# TASK GOAL:
Copy out every line in the entries below that includes "type".

# start of RECORDS FOR THE TASK

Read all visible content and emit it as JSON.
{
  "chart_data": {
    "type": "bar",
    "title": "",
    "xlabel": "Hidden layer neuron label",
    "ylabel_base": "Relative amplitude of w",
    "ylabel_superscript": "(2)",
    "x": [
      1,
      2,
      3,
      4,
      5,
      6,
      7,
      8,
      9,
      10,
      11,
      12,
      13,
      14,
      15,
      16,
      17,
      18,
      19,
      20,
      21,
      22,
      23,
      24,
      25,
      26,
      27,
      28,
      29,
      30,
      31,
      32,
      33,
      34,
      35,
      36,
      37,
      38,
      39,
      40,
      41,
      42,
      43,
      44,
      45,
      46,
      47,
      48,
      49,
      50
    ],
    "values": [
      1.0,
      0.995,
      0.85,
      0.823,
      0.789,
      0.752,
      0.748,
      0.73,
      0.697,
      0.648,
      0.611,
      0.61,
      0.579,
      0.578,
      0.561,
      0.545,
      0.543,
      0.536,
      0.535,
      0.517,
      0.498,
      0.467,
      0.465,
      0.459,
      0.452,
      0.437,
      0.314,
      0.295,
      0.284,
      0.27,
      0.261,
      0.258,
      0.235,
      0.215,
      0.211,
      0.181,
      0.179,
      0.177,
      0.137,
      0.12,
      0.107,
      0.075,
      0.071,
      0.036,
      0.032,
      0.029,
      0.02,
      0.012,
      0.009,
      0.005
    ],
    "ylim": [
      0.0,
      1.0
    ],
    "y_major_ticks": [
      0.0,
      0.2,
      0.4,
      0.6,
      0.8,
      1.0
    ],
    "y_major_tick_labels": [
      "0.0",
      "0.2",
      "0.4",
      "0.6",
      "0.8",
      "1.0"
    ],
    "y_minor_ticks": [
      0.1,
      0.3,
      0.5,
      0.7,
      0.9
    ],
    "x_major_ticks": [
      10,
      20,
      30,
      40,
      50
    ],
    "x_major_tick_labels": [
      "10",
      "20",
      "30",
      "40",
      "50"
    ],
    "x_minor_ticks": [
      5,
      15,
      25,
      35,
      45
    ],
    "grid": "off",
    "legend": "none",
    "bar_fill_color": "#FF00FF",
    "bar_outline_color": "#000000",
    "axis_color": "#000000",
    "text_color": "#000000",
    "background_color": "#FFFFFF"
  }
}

# end of RECORDS FOR THE TASK
# start of RECORDS FOR THE TASK

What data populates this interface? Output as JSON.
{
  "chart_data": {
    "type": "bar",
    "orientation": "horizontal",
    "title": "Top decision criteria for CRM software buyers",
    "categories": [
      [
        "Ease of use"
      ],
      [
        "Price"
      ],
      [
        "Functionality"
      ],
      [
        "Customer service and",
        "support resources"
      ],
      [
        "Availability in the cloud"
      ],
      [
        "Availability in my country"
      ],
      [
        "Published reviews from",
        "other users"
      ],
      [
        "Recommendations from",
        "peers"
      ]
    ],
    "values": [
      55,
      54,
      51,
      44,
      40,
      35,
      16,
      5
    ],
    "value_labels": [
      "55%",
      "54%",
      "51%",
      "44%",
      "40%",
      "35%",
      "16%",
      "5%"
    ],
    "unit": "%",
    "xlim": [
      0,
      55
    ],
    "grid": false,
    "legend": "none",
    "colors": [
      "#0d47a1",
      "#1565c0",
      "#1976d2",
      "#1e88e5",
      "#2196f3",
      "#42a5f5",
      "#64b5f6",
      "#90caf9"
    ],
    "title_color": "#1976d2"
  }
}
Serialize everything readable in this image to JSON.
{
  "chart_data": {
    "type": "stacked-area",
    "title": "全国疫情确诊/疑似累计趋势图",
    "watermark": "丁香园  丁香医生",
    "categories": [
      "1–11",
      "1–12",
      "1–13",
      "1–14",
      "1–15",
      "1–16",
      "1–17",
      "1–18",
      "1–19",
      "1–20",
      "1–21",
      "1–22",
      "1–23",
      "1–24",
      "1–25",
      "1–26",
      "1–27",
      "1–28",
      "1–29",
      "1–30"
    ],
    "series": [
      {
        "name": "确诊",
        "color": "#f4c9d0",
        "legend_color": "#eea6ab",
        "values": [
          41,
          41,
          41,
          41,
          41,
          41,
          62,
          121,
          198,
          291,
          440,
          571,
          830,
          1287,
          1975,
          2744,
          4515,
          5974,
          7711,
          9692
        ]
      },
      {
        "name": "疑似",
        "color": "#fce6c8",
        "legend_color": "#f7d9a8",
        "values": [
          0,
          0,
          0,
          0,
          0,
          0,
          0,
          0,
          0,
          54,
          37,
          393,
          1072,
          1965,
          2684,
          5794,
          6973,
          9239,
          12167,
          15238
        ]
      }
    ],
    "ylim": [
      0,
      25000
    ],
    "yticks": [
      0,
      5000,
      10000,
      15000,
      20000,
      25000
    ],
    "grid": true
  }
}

# end of RECORDS FOR THE TASK
# start of RECORDS FOR THE TASK

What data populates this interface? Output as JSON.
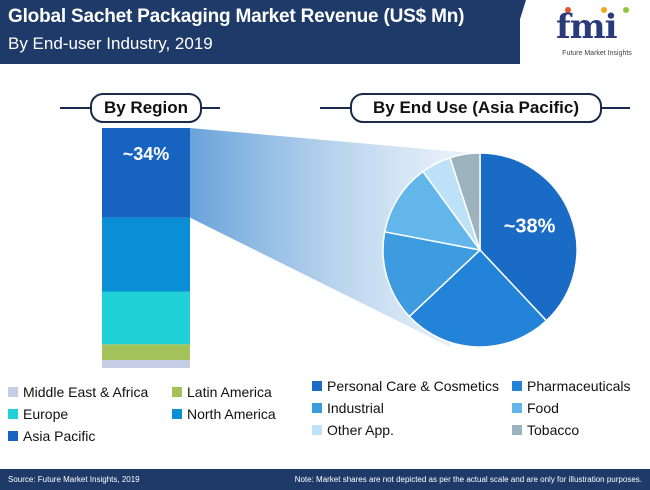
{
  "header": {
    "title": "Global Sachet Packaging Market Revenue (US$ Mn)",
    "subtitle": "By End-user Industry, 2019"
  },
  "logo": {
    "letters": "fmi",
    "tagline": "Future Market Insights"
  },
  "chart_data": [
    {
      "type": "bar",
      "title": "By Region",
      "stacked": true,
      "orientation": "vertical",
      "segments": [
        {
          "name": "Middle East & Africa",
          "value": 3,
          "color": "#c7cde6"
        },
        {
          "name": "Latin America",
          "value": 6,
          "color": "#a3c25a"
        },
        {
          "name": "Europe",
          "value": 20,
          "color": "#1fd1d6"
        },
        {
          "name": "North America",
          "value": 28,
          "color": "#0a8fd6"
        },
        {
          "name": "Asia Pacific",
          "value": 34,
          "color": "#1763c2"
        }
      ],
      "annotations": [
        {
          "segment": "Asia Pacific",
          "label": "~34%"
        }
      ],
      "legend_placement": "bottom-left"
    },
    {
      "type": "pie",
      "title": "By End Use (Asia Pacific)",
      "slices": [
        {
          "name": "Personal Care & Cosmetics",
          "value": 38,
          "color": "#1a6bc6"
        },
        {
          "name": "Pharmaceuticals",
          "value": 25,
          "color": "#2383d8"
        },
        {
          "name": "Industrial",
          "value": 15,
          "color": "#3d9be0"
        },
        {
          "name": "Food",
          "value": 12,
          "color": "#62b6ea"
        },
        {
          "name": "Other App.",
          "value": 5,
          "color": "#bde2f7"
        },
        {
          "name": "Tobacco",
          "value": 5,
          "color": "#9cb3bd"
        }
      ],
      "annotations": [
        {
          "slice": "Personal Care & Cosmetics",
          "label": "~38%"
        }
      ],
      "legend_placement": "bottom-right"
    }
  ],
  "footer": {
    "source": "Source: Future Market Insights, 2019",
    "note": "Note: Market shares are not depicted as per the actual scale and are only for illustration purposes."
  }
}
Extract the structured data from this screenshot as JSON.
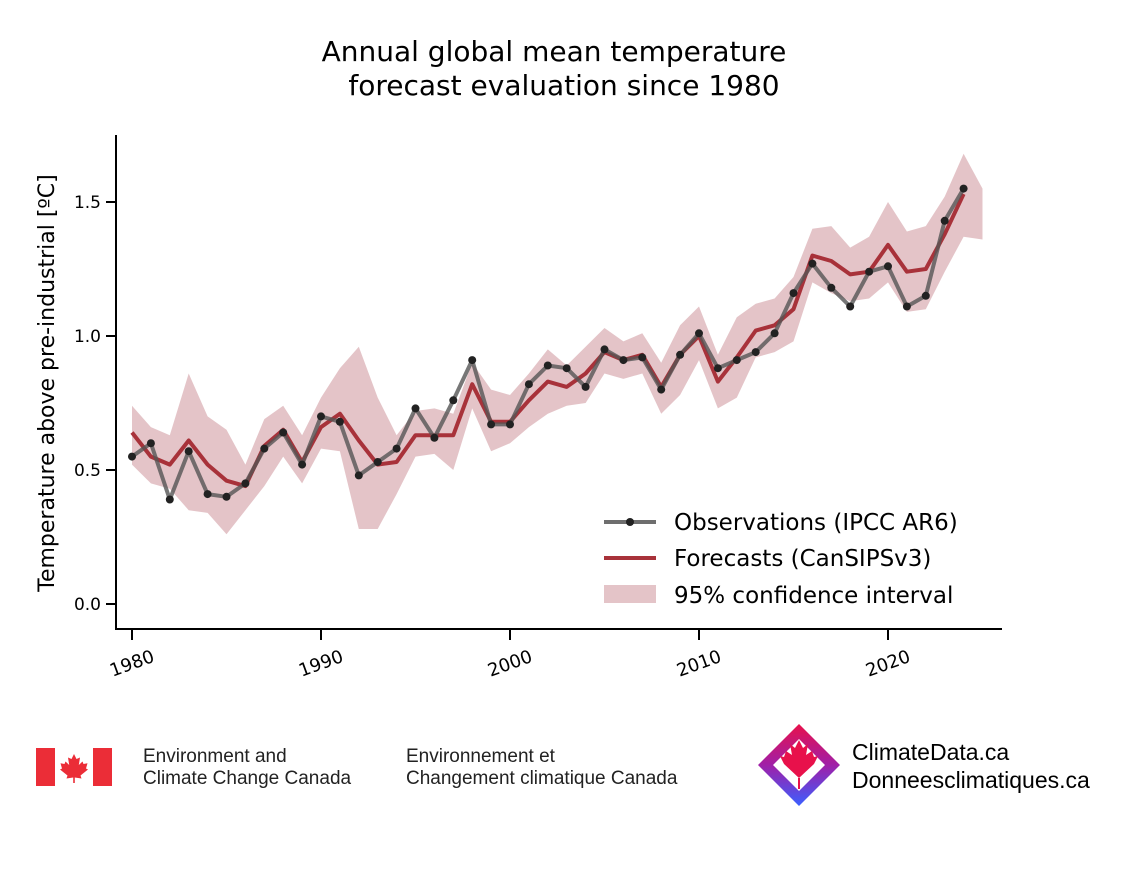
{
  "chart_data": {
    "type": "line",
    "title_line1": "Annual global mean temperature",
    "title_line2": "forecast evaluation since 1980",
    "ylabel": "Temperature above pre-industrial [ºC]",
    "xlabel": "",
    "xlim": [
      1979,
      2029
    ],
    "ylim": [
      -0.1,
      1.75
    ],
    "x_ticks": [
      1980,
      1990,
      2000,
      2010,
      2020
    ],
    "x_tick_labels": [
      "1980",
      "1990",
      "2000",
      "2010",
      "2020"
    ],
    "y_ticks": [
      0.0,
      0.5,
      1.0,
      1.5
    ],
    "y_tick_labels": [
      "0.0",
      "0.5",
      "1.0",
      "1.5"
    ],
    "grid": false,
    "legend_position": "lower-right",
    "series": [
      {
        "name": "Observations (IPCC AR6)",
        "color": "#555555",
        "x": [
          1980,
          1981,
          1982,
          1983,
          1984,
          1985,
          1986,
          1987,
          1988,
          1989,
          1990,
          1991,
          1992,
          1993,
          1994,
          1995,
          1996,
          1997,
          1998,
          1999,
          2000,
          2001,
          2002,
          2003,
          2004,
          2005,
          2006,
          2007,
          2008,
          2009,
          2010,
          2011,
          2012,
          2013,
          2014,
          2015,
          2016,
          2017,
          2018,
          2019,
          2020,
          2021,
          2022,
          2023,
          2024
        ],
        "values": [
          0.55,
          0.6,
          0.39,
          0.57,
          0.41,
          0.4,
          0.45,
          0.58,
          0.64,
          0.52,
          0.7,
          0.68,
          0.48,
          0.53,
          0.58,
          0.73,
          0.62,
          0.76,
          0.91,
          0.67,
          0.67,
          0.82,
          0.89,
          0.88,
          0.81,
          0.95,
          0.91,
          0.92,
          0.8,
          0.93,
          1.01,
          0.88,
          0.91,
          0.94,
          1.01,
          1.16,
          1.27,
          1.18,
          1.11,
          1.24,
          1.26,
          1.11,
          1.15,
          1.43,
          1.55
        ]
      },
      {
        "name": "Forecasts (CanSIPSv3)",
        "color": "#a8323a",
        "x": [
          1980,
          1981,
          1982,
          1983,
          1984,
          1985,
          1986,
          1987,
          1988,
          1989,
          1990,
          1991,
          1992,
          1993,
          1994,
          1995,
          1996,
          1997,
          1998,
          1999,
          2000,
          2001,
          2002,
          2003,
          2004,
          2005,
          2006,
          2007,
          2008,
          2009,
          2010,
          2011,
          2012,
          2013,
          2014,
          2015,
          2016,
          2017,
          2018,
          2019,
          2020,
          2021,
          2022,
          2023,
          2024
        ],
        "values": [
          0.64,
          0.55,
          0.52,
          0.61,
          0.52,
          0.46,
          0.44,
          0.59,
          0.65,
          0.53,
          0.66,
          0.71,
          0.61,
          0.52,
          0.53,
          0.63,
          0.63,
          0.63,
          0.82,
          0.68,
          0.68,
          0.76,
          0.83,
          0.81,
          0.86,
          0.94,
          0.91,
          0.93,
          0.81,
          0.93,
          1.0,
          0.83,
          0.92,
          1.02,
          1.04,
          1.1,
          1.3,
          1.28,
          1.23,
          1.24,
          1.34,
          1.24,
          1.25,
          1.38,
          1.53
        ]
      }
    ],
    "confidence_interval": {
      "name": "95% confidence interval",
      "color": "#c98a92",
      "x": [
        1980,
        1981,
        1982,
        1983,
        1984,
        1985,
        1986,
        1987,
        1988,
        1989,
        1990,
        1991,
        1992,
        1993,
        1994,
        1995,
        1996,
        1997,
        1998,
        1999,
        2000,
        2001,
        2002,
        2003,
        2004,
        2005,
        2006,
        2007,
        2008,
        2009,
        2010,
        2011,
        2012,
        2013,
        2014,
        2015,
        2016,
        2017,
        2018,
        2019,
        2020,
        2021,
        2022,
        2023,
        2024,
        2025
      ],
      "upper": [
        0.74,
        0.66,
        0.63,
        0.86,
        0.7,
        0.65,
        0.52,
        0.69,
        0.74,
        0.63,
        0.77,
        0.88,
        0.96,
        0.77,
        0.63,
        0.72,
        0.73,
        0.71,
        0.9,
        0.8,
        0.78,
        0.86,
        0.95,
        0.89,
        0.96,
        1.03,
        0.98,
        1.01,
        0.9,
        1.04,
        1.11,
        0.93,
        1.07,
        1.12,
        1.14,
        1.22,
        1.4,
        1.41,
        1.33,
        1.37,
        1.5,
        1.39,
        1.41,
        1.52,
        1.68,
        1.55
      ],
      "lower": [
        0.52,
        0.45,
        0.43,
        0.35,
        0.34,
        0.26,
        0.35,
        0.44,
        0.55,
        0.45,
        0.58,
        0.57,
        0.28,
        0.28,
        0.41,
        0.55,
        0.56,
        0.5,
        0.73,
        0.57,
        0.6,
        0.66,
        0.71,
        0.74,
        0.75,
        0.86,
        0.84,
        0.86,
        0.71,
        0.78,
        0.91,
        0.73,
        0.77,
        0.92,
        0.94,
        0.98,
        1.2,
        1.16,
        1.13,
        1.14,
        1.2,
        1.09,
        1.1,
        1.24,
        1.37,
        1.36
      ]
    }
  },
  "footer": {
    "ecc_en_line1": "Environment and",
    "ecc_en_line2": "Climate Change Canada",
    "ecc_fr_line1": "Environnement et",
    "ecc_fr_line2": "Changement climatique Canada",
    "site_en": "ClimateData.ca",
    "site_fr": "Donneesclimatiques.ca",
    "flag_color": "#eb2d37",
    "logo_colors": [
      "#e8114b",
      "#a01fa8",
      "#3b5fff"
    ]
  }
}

# end of RECORDS FOR THE TASK

# REPLY:
    "type": "bar",
    "type": "bar",
    "type": "stacked-area",
      "type": "bar",
      "type": "pie",
    "type": "line",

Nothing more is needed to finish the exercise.